Material for this exercise ->
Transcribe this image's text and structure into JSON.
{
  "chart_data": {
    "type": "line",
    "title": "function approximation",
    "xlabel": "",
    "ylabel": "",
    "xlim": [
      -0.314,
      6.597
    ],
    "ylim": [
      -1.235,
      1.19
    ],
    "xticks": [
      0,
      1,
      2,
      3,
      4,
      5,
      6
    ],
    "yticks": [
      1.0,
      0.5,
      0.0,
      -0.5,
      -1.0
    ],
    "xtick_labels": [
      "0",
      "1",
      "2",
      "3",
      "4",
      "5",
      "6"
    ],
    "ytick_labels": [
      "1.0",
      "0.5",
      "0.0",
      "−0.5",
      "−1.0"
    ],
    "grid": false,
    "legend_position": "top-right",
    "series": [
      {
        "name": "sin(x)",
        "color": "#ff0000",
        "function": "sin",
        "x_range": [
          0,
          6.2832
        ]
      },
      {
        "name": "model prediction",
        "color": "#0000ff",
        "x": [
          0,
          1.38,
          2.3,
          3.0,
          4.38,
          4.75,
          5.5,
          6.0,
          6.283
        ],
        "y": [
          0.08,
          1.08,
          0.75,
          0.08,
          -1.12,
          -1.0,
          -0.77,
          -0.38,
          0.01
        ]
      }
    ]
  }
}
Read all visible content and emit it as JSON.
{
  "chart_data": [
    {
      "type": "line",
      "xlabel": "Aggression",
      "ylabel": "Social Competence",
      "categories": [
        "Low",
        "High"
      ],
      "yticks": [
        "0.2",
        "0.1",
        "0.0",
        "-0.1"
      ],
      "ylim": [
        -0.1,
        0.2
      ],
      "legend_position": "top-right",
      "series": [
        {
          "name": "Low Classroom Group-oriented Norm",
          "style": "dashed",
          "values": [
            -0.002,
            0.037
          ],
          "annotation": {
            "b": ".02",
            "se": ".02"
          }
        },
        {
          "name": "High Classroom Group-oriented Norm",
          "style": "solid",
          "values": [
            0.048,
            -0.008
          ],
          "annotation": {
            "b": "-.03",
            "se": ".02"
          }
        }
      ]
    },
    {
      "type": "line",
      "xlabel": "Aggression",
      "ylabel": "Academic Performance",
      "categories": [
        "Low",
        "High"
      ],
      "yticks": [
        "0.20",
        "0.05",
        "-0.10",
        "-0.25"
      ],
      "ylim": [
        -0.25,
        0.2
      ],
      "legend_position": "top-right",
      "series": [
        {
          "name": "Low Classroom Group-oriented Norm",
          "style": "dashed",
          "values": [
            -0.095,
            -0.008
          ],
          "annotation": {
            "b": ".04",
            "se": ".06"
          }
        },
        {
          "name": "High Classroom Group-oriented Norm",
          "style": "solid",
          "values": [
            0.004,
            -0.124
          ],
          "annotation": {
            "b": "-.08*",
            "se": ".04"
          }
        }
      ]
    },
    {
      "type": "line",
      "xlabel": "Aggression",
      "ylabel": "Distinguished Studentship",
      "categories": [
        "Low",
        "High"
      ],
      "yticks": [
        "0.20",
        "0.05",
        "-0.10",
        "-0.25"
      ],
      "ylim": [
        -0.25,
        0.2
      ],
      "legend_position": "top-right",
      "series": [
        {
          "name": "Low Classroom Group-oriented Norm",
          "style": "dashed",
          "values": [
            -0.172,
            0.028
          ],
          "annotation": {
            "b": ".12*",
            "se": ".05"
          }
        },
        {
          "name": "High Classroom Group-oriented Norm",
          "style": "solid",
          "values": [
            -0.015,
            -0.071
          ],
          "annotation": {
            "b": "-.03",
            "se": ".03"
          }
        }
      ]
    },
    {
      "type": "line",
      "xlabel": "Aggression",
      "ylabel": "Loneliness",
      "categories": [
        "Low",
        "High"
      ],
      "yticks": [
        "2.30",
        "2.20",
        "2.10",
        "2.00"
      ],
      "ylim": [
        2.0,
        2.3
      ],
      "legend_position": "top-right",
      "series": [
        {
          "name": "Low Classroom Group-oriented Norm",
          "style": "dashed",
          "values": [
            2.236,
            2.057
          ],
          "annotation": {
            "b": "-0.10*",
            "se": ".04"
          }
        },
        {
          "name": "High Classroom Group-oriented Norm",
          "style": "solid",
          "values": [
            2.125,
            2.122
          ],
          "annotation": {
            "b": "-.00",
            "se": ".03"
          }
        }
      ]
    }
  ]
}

Task statement ->
Extract each record, keeping it identical to the original.

Response for this exercise ->
Transcribe this image's text and structure into JSON.
{
  "chart_data": {
    "type": "line",
    "title": "function approximation",
    "xlabel": "",
    "ylabel": "",
    "xlim": [
      -0.314,
      6.597
    ],
    "ylim": [
      -1.235,
      1.19
    ],
    "xticks": [
      0,
      1,
      2,
      3,
      4,
      5,
      6
    ],
    "yticks": [
      1.0,
      0.5,
      0.0,
      -0.5,
      -1.0
    ],
    "xtick_labels": [
      "0",
      "1",
      "2",
      "3",
      "4",
      "5",
      "6"
    ],
    "ytick_labels": [
      "1.0",
      "0.5",
      "0.0",
      "−0.5",
      "−1.0"
    ],
    "grid": false,
    "legend_position": "top-right",
    "series": [
      {
        "name": "sin(x)",
        "color": "#ff0000",
        "function": "sin",
        "x_range": [
          0,
          6.2832
        ]
      },
      {
        "name": "model prediction",
        "color": "#0000ff",
        "x": [
          0,
          1.38,
          2.3,
          3.0,
          4.38,
          4.75,
          5.5,
          6.0,
          6.283
        ],
        "y": [
          0.08,
          1.08,
          0.75,
          0.08,
          -1.12,
          -1.0,
          -0.77,
          -0.38,
          0.01
        ]
      }
    ]
  }
}
Read all visible content and emit it as JSON.
{
  "chart_data": [
    {
      "type": "line",
      "xlabel": "Aggression",
      "ylabel": "Social Competence",
      "categories": [
        "Low",
        "High"
      ],
      "yticks": [
        "0.2",
        "0.1",
        "0.0",
        "-0.1"
      ],
      "ylim": [
        -0.1,
        0.2
      ],
      "legend_position": "top-right",
      "series": [
        {
          "name": "Low Classroom Group-oriented Norm",
          "style": "dashed",
          "values": [
            -0.002,
            0.037
          ],
          "annotation": {
            "b": ".02",
            "se": ".02"
          }
        },
        {
          "name": "High Classroom Group-oriented Norm",
          "style": "solid",
          "values": [
            0.048,
            -0.008
          ],
          "annotation": {
            "b": "-.03",
            "se": ".02"
          }
        }
      ]
    },
    {
      "type": "line",
      "xlabel": "Aggression",
      "ylabel": "Academic Performance",
      "categories": [
        "Low",
        "High"
      ],
      "yticks": [
        "0.20",
        "0.05",
        "-0.10",
        "-0.25"
      ],
      "ylim": [
        -0.25,
        0.2
      ],
      "legend_position": "top-right",
      "series": [
        {
          "name": "Low Classroom Group-oriented Norm",
          "style": "dashed",
          "values": [
            -0.095,
            -0.008
          ],
          "annotation": {
            "b": ".04",
            "se": ".06"
          }
        },
        {
          "name": "High Classroom Group-oriented Norm",
          "style": "solid",
          "values": [
            0.004,
            -0.124
          ],
          "annotation": {
            "b": "-.08*",
            "se": ".04"
          }
        }
      ]
    },
    {
      "type": "line",
      "xlabel": "Aggression",
      "ylabel": "Distinguished Studentship",
      "categories": [
        "Low",
        "High"
      ],
      "yticks": [
        "0.20",
        "0.05",
        "-0.10",
        "-0.25"
      ],
      "ylim": [
        -0.25,
        0.2
      ],
      "legend_position": "top-right",
      "series": [
        {
          "name": "Low Classroom Group-oriented Norm",
          "style": "dashed",
          "values": [
            -0.172,
            0.028
          ],
          "annotation": {
            "b": ".12*",
            "se": ".05"
          }
        },
        {
          "name": "High Classroom Group-oriented Norm",
          "style": "solid",
          "values": [
            -0.015,
            -0.071
          ],
          "annotation": {
            "b": "-.03",
            "se": ".03"
          }
        }
      ]
    },
    {
      "type": "line",
      "xlabel": "Aggression",
      "ylabel": "Loneliness",
      "categories": [
        "Low",
        "High"
      ],
      "yticks": [
        "2.30",
        "2.20",
        "2.10",
        "2.00"
      ],
      "ylim": [
        2.0,
        2.3
      ],
      "legend_position": "top-right",
      "series": [
        {
          "name": "Low Classroom Group-oriented Norm",
          "style": "dashed",
          "values": [
            2.236,
            2.057
          ],
          "annotation": {
            "b": "-0.10*",
            "se": ".04"
          }
        },
        {
          "name": "High Classroom Group-oriented Norm",
          "style": "solid",
          "values": [
            2.125,
            2.122
          ],
          "annotation": {
            "b": "-.00",
            "se": ".03"
          }
        }
      ]
    }
  ]
}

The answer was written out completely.